* **Requirements**
Transcribe only the part of the listing below that begins at the line containing "Decode this image" and runs to its final line, keeping both ends.

* **Supplied data**
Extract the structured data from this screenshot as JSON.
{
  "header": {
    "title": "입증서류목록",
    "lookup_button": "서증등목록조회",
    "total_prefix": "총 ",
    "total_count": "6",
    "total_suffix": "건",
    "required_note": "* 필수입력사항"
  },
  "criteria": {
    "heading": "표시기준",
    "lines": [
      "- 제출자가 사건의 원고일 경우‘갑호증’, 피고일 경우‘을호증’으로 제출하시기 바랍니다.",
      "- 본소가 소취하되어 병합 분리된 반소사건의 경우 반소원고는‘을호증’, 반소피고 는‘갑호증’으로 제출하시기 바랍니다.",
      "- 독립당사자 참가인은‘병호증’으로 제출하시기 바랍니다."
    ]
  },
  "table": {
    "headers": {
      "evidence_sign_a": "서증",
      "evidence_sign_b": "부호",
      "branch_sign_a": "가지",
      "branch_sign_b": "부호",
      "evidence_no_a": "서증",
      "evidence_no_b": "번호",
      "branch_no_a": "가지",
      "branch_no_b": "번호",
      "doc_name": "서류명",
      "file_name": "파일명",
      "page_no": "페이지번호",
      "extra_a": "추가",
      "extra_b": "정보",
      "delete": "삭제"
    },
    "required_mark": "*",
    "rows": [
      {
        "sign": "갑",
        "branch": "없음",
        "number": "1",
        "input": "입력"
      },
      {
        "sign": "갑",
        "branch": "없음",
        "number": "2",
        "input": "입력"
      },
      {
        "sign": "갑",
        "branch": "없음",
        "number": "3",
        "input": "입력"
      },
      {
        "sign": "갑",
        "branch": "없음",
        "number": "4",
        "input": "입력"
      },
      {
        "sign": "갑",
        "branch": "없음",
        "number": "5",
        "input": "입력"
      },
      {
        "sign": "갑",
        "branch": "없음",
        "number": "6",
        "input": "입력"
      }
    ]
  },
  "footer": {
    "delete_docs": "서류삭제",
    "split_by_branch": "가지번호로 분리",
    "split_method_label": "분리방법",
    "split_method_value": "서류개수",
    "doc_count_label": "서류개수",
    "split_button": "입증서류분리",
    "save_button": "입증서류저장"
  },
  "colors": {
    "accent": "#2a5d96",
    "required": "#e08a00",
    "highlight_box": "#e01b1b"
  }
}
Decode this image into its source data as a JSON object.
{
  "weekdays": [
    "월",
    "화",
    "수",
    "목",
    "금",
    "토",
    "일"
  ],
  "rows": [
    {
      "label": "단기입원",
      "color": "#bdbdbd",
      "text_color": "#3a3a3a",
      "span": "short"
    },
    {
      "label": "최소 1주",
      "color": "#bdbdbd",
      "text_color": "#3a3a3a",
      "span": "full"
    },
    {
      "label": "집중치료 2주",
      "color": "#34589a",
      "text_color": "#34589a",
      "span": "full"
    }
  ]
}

* **Output of the exercise**
Decode this image into its source data as a JSON object.
{
  "weekdays": [
    "월",
    "화",
    "수",
    "목",
    "금",
    "토",
    "일"
  ],
  "rows": [
    {
      "label": "단기입원",
      "color": "#bdbdbd",
      "text_color": "#3a3a3a",
      "span": "short"
    },
    {
      "label": "최소 1주",
      "color": "#bdbdbd",
      "text_color": "#3a3a3a",
      "span": "full"
    },
    {
      "label": "집중치료 2주",
      "color": "#34589a",
      "text_color": "#34589a",
      "span": "full"
    }
  ]
}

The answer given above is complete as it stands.